──────── THE RECORDS

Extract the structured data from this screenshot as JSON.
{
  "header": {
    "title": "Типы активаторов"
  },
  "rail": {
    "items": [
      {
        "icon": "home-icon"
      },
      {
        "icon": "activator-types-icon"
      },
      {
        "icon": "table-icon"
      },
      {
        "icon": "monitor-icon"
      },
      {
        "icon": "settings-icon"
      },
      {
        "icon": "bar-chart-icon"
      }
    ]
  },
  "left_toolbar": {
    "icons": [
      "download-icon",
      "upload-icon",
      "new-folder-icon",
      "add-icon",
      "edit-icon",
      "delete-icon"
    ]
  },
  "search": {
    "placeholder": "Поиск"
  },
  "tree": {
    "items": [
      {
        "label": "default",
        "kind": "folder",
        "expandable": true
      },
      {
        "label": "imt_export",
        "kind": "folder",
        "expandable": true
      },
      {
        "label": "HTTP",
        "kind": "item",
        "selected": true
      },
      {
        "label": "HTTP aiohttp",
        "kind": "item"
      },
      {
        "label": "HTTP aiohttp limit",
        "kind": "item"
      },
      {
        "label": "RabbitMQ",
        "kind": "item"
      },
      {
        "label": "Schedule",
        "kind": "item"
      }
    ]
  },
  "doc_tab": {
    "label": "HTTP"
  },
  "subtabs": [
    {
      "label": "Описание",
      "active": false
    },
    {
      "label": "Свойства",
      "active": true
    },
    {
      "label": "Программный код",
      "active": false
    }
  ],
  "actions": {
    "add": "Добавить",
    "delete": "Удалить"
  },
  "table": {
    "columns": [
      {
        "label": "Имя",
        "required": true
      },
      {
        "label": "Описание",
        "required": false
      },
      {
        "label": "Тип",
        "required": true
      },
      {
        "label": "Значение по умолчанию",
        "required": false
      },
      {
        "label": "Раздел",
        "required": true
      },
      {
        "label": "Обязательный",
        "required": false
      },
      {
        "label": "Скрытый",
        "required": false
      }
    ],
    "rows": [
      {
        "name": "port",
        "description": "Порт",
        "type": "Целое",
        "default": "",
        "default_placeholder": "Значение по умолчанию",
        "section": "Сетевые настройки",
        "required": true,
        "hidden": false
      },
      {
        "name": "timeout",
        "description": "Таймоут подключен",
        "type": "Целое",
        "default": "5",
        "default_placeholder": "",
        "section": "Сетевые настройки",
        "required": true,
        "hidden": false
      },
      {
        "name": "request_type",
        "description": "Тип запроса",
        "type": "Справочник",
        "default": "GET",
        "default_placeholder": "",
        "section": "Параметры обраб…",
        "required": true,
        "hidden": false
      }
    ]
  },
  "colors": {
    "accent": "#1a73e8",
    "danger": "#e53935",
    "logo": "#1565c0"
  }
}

────────────────
──────── THE RECORDS

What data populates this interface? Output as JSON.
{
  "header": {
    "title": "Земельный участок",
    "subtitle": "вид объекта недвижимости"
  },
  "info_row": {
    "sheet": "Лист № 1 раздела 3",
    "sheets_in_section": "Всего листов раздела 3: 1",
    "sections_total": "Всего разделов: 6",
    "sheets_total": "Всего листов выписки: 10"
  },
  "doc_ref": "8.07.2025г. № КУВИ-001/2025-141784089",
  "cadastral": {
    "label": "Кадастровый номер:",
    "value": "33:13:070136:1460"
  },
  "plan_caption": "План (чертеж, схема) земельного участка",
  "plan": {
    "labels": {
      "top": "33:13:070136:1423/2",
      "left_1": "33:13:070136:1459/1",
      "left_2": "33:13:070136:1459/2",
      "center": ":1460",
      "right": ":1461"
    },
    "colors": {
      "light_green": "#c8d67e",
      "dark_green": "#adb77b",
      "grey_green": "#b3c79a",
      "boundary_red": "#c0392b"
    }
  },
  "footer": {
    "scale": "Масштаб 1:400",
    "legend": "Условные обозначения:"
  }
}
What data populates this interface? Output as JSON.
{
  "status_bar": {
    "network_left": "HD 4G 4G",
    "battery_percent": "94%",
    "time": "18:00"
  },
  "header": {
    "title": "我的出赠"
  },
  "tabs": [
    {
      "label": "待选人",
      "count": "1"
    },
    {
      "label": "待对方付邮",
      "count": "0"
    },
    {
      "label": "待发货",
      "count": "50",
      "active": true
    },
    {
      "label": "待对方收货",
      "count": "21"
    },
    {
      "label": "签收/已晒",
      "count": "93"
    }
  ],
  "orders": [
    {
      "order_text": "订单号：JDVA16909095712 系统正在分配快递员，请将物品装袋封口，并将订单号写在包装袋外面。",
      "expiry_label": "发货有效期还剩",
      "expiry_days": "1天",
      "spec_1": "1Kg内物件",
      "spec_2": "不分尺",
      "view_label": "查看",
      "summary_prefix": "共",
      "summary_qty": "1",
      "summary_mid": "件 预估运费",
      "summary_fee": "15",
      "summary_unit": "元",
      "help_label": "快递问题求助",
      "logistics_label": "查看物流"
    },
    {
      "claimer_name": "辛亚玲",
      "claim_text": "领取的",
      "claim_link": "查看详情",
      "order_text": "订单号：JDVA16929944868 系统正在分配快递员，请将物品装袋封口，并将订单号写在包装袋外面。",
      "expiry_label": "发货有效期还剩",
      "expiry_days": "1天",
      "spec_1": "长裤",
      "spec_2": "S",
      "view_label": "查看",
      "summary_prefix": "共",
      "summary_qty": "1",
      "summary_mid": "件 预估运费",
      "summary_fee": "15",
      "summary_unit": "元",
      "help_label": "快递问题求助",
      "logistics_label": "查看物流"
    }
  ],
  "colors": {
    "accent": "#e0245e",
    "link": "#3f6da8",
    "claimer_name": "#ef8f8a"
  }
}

────────────────

◆ STATED GOAL:
Collect each line above holding the string "count".

◆ FULL SOLUTION:
      "count": "1"
      "count": "0"
      "count": "50",
      "count": "21"
      "count": "93"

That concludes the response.